__Do this__
Transcribe the records that follow. Keep every word exactly, and drop the pictures.

Start of Dataset

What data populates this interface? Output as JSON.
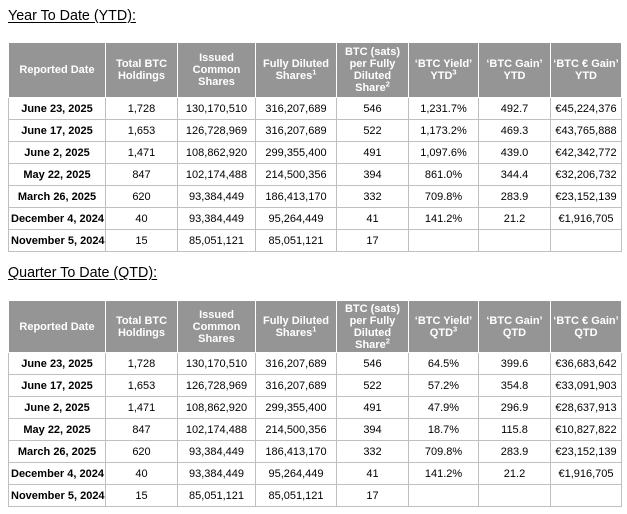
{
  "page": {
    "background": "#ffffff",
    "text_color": "#000000"
  },
  "colors": {
    "header_bg": "#959595",
    "header_text": "#ffffff",
    "grid_border": "#bfbfbf"
  },
  "sections": [
    {
      "id": "ytd",
      "title": "Year To Date (YTD):",
      "columns": [
        "Reported Date",
        "Total BTC\nHoldings",
        "Issued\nCommon\nShares",
        "Fully Diluted\nShares^1",
        "BTC (sats)\nper Fully\nDiluted\nShare^2",
        "‘BTC Yield’\nYTD^3",
        "‘BTC Gain’\nYTD",
        "‘BTC € Gain’\nYTD"
      ],
      "rows": [
        [
          "June 23, 2025",
          "1,728",
          "130,170,510",
          "316,207,689",
          "546",
          "1,231.7%",
          "492.7",
          "€45,224,376"
        ],
        [
          "June 17, 2025",
          "1,653",
          "126,728,969",
          "316,207,689",
          "522",
          "1,173.2%",
          "469.3",
          "€43,765,888"
        ],
        [
          "June 2, 2025",
          "1,471",
          "108,862,920",
          "299,355,400",
          "491",
          "1,097.6%",
          "439.0",
          "€42,342,772"
        ],
        [
          "May 22, 2025",
          "847",
          "102,174,488",
          "214,500,356",
          "394",
          "861.0%",
          "344.4",
          "€32,206,732"
        ],
        [
          "March 26, 2025",
          "620",
          "93,384,449",
          "186,413,170",
          "332",
          "709.8%",
          "283.9",
          "€23,152,139"
        ],
        [
          "December 4, 2024",
          "40",
          "93,384,449",
          "95,264,449",
          "41",
          "141.2%",
          "21.2",
          "€1,916,705"
        ],
        [
          "November 5, 2024",
          "15",
          "85,051,121",
          "85,051,121",
          "17",
          "",
          "",
          ""
        ]
      ]
    },
    {
      "id": "qtd",
      "title": "Quarter To Date (QTD):",
      "columns": [
        "Reported Date",
        "Total BTC\nHoldings",
        "Issued\nCommon\nShares",
        "Fully Diluted\nShares^1",
        "BTC (sats)\nper Fully\nDiluted\nShare^2",
        "‘BTC Yield’\nQTD^3",
        "‘BTC Gain’\nQTD",
        "‘BTC € Gain’\nQTD"
      ],
      "rows": [
        [
          "June 23, 2025",
          "1,728",
          "130,170,510",
          "316,207,689",
          "546",
          "64.5%",
          "399.6",
          "€36,683,642"
        ],
        [
          "June 17, 2025",
          "1,653",
          "126,728,969",
          "316,207,689",
          "522",
          "57.2%",
          "354.8",
          "€33,091,903"
        ],
        [
          "June 2, 2025",
          "1,471",
          "108,862,920",
          "299,355,400",
          "491",
          "47.9%",
          "296.9",
          "€28,637,913"
        ],
        [
          "May 22, 2025",
          "847",
          "102,174,488",
          "214,500,356",
          "394",
          "18.7%",
          "115.8",
          "€10,827,822"
        ],
        [
          "March 26, 2025",
          "620",
          "93,384,449",
          "186,413,170",
          "332",
          "709.8%",
          "283.9",
          "€23,152,139"
        ],
        [
          "December 4, 2024",
          "40",
          "93,384,449",
          "95,264,449",
          "41",
          "141.2%",
          "21.2",
          "€1,916,705"
        ],
        [
          "November 5, 2024",
          "15",
          "85,051,121",
          "85,051,121",
          "17",
          "",
          "",
          ""
        ]
      ]
    }
  ]
}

End of Dataset

__Result of this exercise__
What data populates this interface? Output as JSON.
{
  "page": {
    "background": "#ffffff",
    "text_color": "#000000"
  },
  "colors": {
    "header_bg": "#959595",
    "header_text": "#ffffff",
    "grid_border": "#bfbfbf"
  },
  "sections": [
    {
      "id": "ytd",
      "title": "Year To Date (YTD):",
      "columns": [
        "Reported Date",
        "Total BTC\nHoldings",
        "Issued\nCommon\nShares",
        "Fully Diluted\nShares^1",
        "BTC (sats)\nper Fully\nDiluted\nShare^2",
        "‘BTC Yield’\nYTD^3",
        "‘BTC Gain’\nYTD",
        "‘BTC € Gain’\nYTD"
      ],
      "rows": [
        [
          "June 23, 2025",
          "1,728",
          "130,170,510",
          "316,207,689",
          "546",
          "1,231.7%",
          "492.7",
          "€45,224,376"
        ],
        [
          "June 17, 2025",
          "1,653",
          "126,728,969",
          "316,207,689",
          "522",
          "1,173.2%",
          "469.3",
          "€43,765,888"
        ],
        [
          "June 2, 2025",
          "1,471",
          "108,862,920",
          "299,355,400",
          "491",
          "1,097.6%",
          "439.0",
          "€42,342,772"
        ],
        [
          "May 22, 2025",
          "847",
          "102,174,488",
          "214,500,356",
          "394",
          "861.0%",
          "344.4",
          "€32,206,732"
        ],
        [
          "March 26, 2025",
          "620",
          "93,384,449",
          "186,413,170",
          "332",
          "709.8%",
          "283.9",
          "€23,152,139"
        ],
        [
          "December 4, 2024",
          "40",
          "93,384,449",
          "95,264,449",
          "41",
          "141.2%",
          "21.2",
          "€1,916,705"
        ],
        [
          "November 5, 2024",
          "15",
          "85,051,121",
          "85,051,121",
          "17",
          "",
          "",
          ""
        ]
      ]
    },
    {
      "id": "qtd",
      "title": "Quarter To Date (QTD):",
      "columns": [
        "Reported Date",
        "Total BTC\nHoldings",
        "Issued\nCommon\nShares",
        "Fully Diluted\nShares^1",
        "BTC (sats)\nper Fully\nDiluted\nShare^2",
        "‘BTC Yield’\nQTD^3",
        "‘BTC Gain’\nQTD",
        "‘BTC € Gain’\nQTD"
      ],
      "rows": [
        [
          "June 23, 2025",
          "1,728",
          "130,170,510",
          "316,207,689",
          "546",
          "64.5%",
          "399.6",
          "€36,683,642"
        ],
        [
          "June 17, 2025",
          "1,653",
          "126,728,969",
          "316,207,689",
          "522",
          "57.2%",
          "354.8",
          "€33,091,903"
        ],
        [
          "June 2, 2025",
          "1,471",
          "108,862,920",
          "299,355,400",
          "491",
          "47.9%",
          "296.9",
          "€28,637,913"
        ],
        [
          "May 22, 2025",
          "847",
          "102,174,488",
          "214,500,356",
          "394",
          "18.7%",
          "115.8",
          "€10,827,822"
        ],
        [
          "March 26, 2025",
          "620",
          "93,384,449",
          "186,413,170",
          "332",
          "709.8%",
          "283.9",
          "€23,152,139"
        ],
        [
          "December 4, 2024",
          "40",
          "93,384,449",
          "95,264,449",
          "41",
          "141.2%",
          "21.2",
          "€1,916,705"
        ],
        [
          "November 5, 2024",
          "15",
          "85,051,121",
          "85,051,121",
          "17",
          "",
          "",
          ""
        ]
      ]
    }
  ]
}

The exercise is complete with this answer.